• **Material supplied**:
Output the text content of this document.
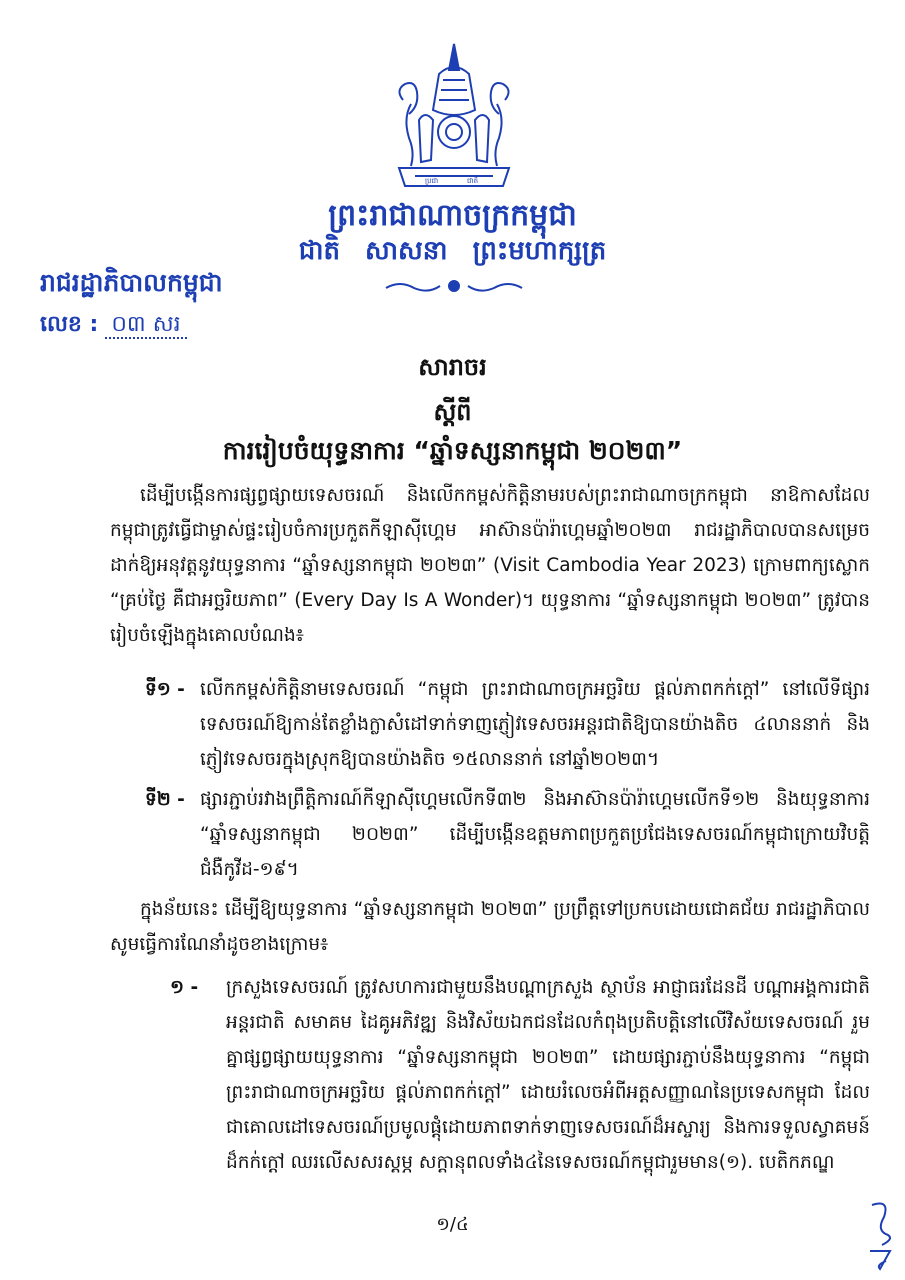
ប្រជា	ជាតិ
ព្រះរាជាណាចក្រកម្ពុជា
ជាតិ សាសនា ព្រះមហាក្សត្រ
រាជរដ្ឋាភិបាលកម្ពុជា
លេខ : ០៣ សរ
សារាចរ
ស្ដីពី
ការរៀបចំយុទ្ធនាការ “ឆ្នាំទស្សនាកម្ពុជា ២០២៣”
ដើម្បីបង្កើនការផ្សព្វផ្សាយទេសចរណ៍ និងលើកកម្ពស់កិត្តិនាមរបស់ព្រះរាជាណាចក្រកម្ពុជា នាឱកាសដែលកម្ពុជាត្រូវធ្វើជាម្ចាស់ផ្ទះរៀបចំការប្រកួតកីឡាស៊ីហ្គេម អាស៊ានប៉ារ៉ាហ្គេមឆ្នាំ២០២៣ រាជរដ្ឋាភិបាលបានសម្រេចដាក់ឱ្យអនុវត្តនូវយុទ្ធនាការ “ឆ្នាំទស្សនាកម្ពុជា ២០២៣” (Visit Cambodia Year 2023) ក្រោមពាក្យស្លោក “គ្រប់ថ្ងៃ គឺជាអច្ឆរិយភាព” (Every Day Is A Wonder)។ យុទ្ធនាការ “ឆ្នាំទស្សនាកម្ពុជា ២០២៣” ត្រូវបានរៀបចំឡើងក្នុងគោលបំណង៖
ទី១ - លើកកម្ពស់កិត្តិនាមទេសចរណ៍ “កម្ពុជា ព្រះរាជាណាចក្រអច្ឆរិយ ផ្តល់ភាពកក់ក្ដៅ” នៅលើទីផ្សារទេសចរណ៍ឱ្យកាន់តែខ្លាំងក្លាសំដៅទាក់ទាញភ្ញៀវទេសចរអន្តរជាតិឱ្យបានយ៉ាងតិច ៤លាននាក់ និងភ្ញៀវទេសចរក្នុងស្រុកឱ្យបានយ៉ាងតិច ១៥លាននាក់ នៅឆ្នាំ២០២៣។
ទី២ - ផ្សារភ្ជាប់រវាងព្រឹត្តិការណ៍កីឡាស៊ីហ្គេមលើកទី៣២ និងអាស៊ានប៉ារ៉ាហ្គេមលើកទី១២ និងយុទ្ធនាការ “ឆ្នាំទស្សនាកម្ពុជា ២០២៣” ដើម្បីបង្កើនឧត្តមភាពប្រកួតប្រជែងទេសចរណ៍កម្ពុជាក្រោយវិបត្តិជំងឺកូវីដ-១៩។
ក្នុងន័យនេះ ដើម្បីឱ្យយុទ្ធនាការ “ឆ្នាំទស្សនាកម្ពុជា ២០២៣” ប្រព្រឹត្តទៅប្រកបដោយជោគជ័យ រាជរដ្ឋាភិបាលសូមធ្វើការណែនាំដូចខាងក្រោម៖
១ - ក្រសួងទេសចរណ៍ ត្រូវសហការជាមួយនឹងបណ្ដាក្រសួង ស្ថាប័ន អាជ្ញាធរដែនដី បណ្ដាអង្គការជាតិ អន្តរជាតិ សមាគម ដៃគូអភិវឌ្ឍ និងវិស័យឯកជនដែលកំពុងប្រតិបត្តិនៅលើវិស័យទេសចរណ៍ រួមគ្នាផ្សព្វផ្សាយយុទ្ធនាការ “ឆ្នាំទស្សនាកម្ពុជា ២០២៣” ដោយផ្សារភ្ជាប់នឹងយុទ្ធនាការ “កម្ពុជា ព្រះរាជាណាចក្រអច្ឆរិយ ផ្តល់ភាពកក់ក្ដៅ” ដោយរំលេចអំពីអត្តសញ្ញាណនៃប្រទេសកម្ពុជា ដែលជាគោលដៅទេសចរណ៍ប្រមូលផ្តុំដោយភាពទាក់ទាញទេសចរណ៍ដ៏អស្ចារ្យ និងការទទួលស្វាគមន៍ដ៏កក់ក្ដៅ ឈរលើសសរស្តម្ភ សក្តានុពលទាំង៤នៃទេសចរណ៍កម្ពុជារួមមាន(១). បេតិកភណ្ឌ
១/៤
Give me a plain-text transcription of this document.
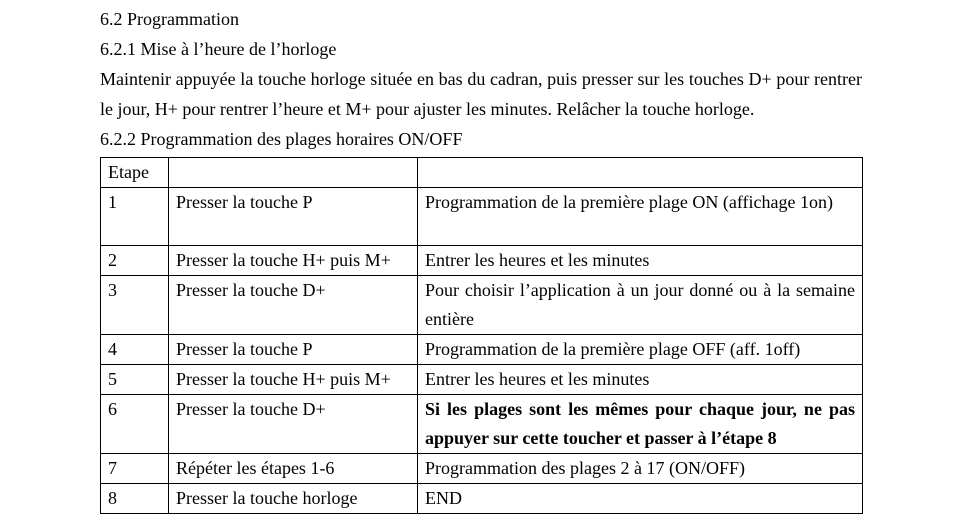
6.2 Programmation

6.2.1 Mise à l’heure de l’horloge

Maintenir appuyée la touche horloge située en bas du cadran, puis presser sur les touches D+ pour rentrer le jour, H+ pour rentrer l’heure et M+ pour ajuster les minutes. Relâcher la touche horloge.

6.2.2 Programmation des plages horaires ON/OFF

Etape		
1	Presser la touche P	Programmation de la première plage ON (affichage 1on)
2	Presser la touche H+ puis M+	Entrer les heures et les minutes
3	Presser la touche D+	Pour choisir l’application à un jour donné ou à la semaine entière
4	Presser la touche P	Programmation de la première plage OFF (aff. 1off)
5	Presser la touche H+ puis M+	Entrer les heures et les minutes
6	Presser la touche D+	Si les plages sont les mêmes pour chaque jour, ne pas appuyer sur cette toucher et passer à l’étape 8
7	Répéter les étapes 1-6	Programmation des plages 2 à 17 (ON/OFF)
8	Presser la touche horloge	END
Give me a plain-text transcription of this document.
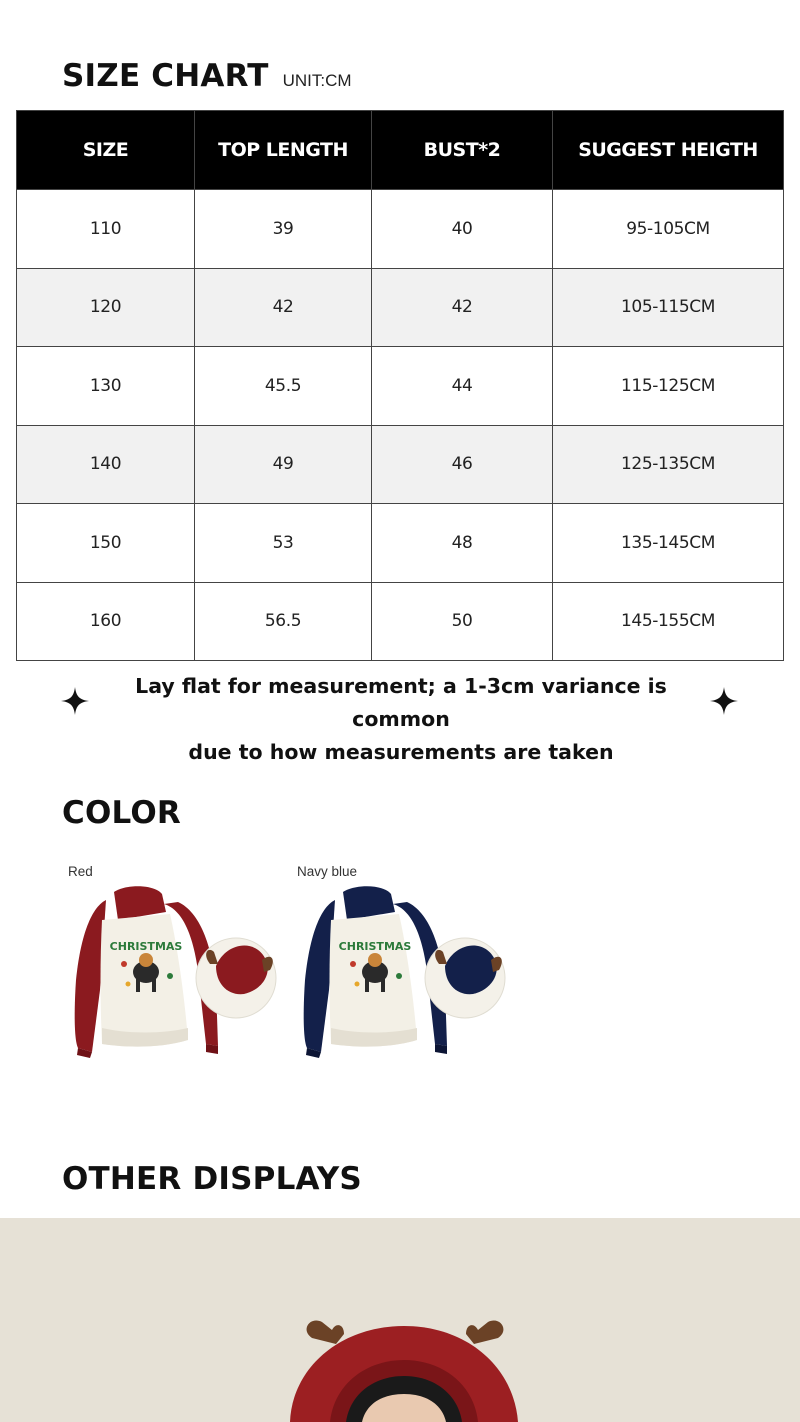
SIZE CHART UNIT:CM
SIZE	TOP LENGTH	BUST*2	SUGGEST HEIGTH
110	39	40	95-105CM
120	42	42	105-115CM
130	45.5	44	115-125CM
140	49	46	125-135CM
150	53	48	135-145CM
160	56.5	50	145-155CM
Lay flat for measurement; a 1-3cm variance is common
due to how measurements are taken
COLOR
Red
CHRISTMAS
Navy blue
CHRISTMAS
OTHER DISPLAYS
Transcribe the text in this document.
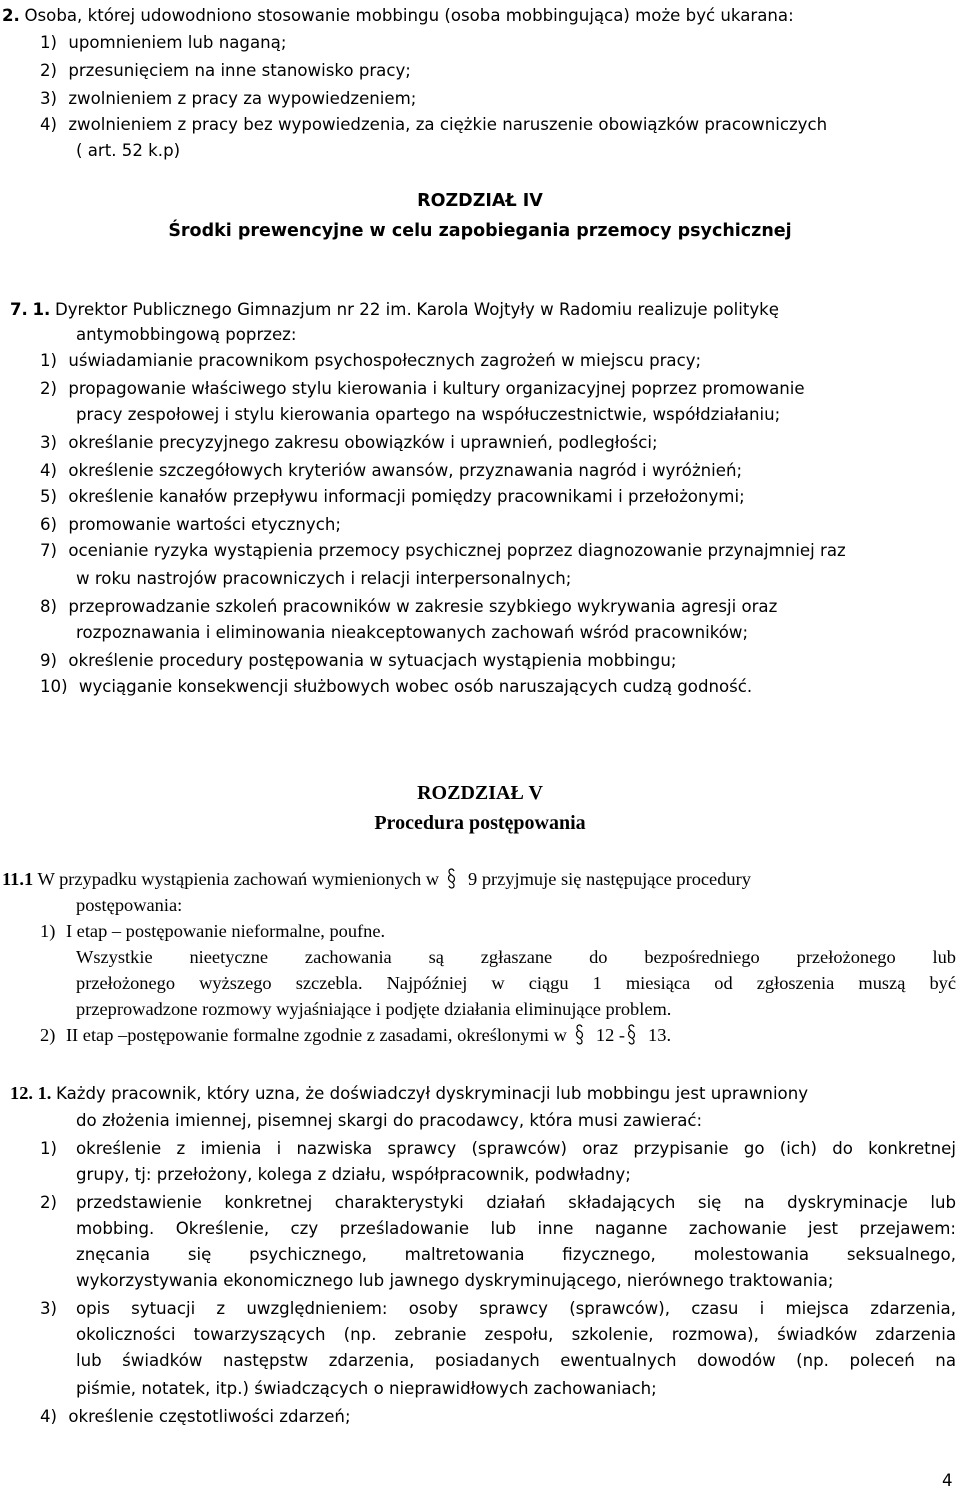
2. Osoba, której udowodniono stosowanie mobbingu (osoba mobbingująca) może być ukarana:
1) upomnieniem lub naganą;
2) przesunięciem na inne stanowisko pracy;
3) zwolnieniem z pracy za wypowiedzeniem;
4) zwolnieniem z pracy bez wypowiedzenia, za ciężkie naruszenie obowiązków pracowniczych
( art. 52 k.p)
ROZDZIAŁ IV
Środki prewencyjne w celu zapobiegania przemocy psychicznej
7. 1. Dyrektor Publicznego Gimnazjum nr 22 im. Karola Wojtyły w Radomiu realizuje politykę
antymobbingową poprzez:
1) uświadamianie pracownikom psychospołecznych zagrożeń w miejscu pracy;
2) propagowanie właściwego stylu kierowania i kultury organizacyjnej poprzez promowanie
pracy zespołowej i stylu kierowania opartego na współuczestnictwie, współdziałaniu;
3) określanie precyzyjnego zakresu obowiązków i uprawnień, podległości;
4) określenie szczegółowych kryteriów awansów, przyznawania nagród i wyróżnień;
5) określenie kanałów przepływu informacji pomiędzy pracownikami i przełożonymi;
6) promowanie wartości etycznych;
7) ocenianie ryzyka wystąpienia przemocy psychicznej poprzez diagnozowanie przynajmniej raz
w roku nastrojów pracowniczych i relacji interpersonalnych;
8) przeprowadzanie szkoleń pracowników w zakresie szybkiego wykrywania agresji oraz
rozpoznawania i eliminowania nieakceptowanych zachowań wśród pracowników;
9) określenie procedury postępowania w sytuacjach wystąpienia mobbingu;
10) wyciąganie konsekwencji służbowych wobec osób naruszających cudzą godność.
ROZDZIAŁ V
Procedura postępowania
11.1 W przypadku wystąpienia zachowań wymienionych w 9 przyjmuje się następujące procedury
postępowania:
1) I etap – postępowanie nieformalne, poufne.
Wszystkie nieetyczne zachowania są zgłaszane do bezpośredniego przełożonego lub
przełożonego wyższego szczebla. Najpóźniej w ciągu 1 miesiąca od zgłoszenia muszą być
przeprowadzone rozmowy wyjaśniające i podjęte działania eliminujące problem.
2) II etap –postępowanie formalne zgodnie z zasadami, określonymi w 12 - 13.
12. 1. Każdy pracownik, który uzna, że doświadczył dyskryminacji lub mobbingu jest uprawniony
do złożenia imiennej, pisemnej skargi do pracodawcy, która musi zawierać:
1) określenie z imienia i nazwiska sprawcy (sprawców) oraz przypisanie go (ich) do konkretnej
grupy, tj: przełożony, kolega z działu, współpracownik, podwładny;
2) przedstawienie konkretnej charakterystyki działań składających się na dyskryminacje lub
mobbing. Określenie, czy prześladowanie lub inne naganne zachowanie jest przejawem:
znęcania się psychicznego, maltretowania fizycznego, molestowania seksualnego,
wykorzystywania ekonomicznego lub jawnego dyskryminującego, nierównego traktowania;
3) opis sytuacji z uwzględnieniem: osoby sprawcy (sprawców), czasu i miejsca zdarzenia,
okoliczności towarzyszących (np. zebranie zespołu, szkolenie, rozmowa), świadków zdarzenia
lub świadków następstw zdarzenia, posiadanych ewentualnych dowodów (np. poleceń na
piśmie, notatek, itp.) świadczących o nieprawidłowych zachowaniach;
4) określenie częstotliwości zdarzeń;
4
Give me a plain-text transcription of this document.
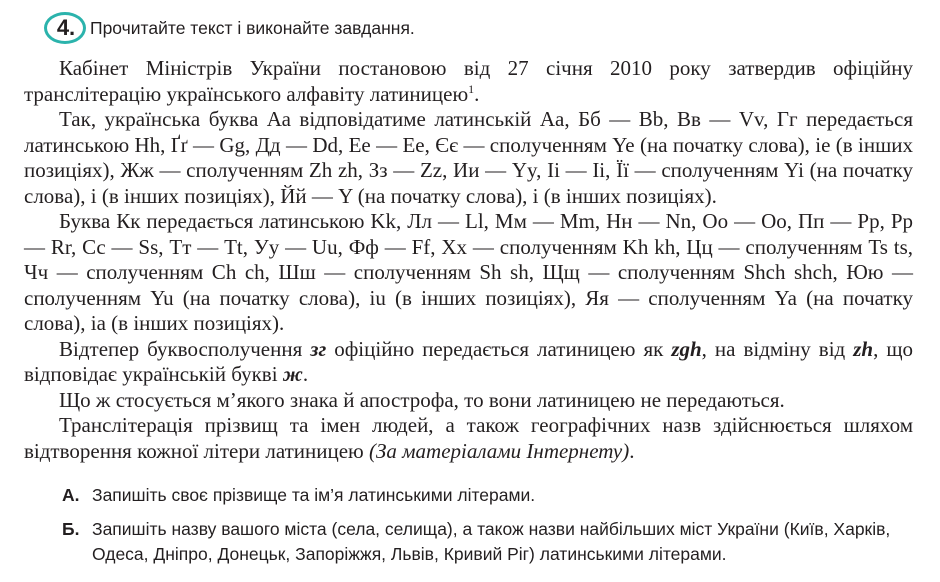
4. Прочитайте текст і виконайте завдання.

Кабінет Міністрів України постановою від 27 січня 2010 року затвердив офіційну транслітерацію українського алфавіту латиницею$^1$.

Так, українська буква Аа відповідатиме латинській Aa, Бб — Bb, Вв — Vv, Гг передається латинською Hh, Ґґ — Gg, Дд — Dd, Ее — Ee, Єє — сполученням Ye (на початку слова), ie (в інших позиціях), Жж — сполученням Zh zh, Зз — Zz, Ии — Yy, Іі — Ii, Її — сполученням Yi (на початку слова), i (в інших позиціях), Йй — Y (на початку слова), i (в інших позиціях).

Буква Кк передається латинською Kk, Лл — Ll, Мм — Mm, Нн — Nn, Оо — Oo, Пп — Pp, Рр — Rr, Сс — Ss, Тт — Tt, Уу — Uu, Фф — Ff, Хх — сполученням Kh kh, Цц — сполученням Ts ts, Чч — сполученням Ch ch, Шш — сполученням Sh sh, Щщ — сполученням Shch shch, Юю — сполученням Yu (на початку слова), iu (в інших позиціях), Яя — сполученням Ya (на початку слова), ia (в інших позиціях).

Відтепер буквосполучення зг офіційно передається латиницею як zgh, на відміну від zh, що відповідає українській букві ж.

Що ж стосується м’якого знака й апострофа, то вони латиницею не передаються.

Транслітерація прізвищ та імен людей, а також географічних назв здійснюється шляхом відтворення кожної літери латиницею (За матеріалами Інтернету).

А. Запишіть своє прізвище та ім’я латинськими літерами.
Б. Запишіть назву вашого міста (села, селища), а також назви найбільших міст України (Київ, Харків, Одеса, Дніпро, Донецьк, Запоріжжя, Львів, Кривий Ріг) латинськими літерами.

• **Your instructions**:
State how many lines of the records above contain "stylu", with no words besides the number.

• **Exercise solution**:
2